* [INSTRUCTION]: Copy all lines below exactly as written. Leave pictures out.

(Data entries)
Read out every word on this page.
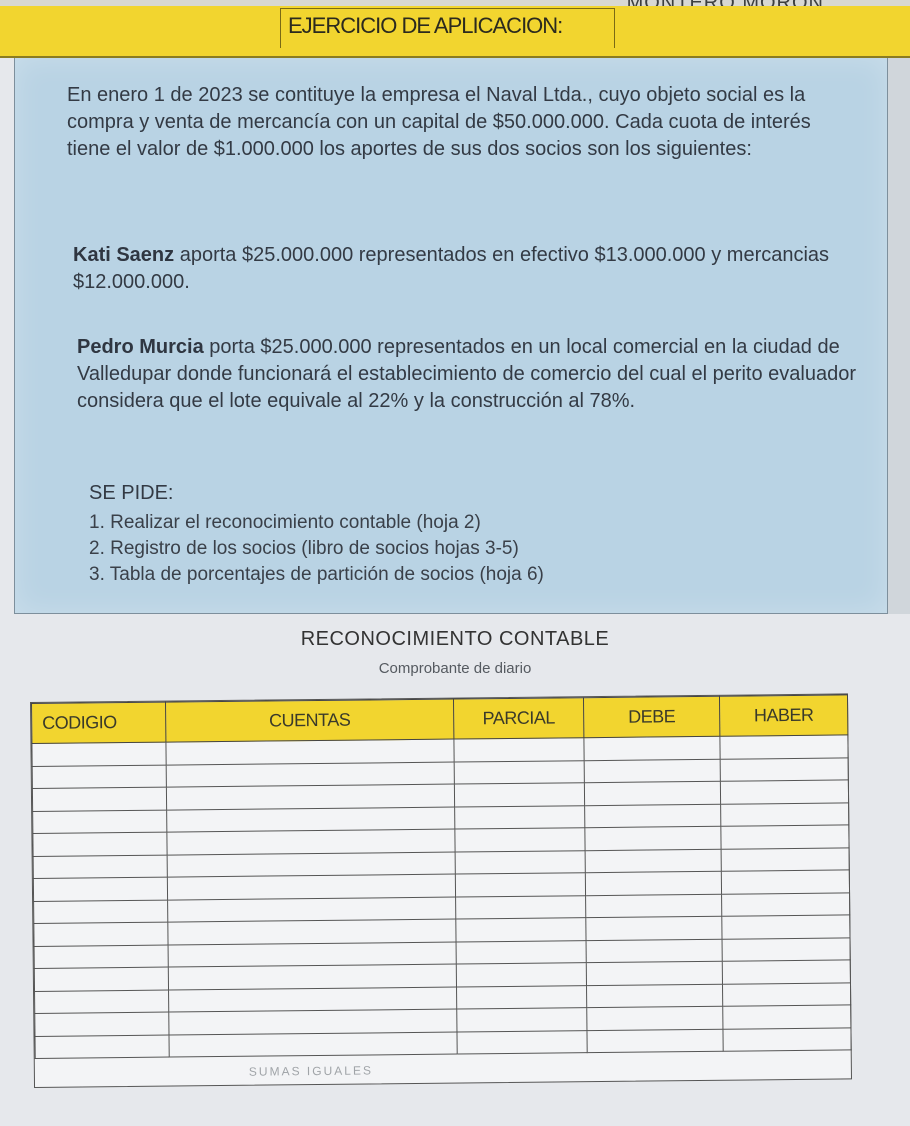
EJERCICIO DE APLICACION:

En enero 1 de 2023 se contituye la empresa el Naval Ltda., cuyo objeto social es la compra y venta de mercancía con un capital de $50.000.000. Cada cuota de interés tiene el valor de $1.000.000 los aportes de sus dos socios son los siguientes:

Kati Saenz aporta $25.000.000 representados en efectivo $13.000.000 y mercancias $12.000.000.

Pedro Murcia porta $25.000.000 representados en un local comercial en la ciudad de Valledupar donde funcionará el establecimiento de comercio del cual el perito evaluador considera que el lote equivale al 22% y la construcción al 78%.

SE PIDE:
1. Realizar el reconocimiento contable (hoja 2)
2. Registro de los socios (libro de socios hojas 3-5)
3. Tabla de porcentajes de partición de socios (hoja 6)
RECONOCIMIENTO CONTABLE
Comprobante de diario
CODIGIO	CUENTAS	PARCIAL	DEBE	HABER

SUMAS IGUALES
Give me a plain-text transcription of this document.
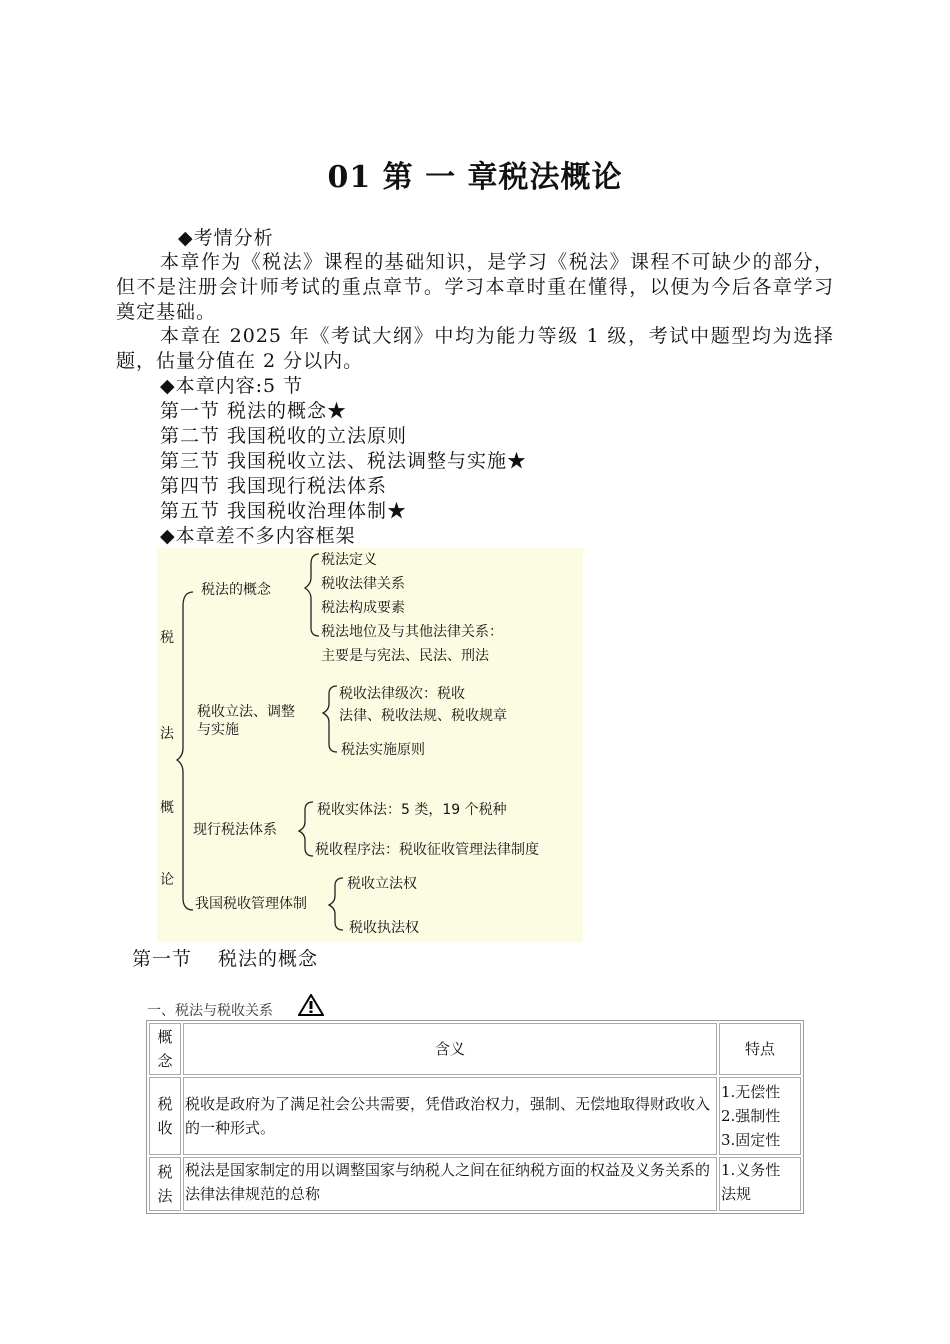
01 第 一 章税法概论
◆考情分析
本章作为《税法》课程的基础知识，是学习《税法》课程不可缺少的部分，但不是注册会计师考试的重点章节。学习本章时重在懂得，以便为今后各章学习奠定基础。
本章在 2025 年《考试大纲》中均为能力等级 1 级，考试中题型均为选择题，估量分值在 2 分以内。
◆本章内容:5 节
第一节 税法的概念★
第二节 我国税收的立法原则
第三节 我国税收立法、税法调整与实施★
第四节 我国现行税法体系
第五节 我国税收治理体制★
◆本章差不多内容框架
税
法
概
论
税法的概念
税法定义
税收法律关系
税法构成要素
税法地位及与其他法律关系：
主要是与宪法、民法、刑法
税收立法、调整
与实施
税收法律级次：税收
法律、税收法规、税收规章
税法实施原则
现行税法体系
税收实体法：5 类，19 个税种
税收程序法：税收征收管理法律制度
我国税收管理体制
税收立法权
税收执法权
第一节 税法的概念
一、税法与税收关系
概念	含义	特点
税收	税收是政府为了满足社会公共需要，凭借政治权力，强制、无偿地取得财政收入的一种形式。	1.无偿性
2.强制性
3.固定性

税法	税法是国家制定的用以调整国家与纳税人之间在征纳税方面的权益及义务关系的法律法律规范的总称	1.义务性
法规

* [RESULT FOR THIS EXERCISE]:
Read out every word on this page.
EJERCICIO DE APLICACION:

En enero 1 de 2023 se contituye la empresa el Naval Ltda., cuyo objeto social es la compra y venta de mercancía con un capital de $50.000.000. Cada cuota de interés tiene el valor de $1.000.000 los aportes de sus dos socios son los siguientes:

Kati Saenz aporta $25.000.000 representados en efectivo $13.000.000 y mercancias $12.000.000.

Pedro Murcia porta $25.000.000 representados en un local comercial en la ciudad de Valledupar donde funcionará el establecimiento de comercio del cual el perito evaluador considera que el lote equivale al 22% y la construcción al 78%.

SE PIDE:
1. Realizar el reconocimiento contable (hoja 2)
2. Registro de los socios (libro de socios hojas 3-5)
3. Tabla de porcentajes de partición de socios (hoja 6)
RECONOCIMIENTO CONTABLE
Comprobante de diario
CODIGIO	CUENTAS	PARCIAL	DEBE	HABER

SUMAS IGUALES
Give me a plain-text transcription of this document.
01 第 一 章税法概论
◆考情分析
本章作为《税法》课程的基础知识，是学习《税法》课程不可缺少的部分，但不是注册会计师考试的重点章节。学习本章时重在懂得，以便为今后各章学习奠定基础。
本章在 2025 年《考试大纲》中均为能力等级 1 级，考试中题型均为选择题，估量分值在 2 分以内。
◆本章内容:5 节
第一节 税法的概念★
第二节 我国税收的立法原则
第三节 我国税收立法、税法调整与实施★
第四节 我国现行税法体系
第五节 我国税收治理体制★
◆本章差不多内容框架
税
法
概
论
税法的概念
税法定义
税收法律关系
税法构成要素
税法地位及与其他法律关系：
主要是与宪法、民法、刑法
税收立法、调整
与实施
税收法律级次：税收
法律、税收法规、税收规章
税法实施原则
现行税法体系
税收实体法：5 类，19 个税种
税收程序法：税收征收管理法律制度
我国税收管理体制
税收立法权
税收执法权
第一节 税法的概念
一、税法与税收关系
概念	含义	特点
税收	税收是政府为了满足社会公共需要，凭借政治权力，强制、无偿地取得财政收入的一种形式。	1.无偿性
2.强制性
3.固定性

税法	税法是国家制定的用以调整国家与纳税人之间在征纳税方面的权益及义务关系的法律法律规范的总称	1.义务性
法规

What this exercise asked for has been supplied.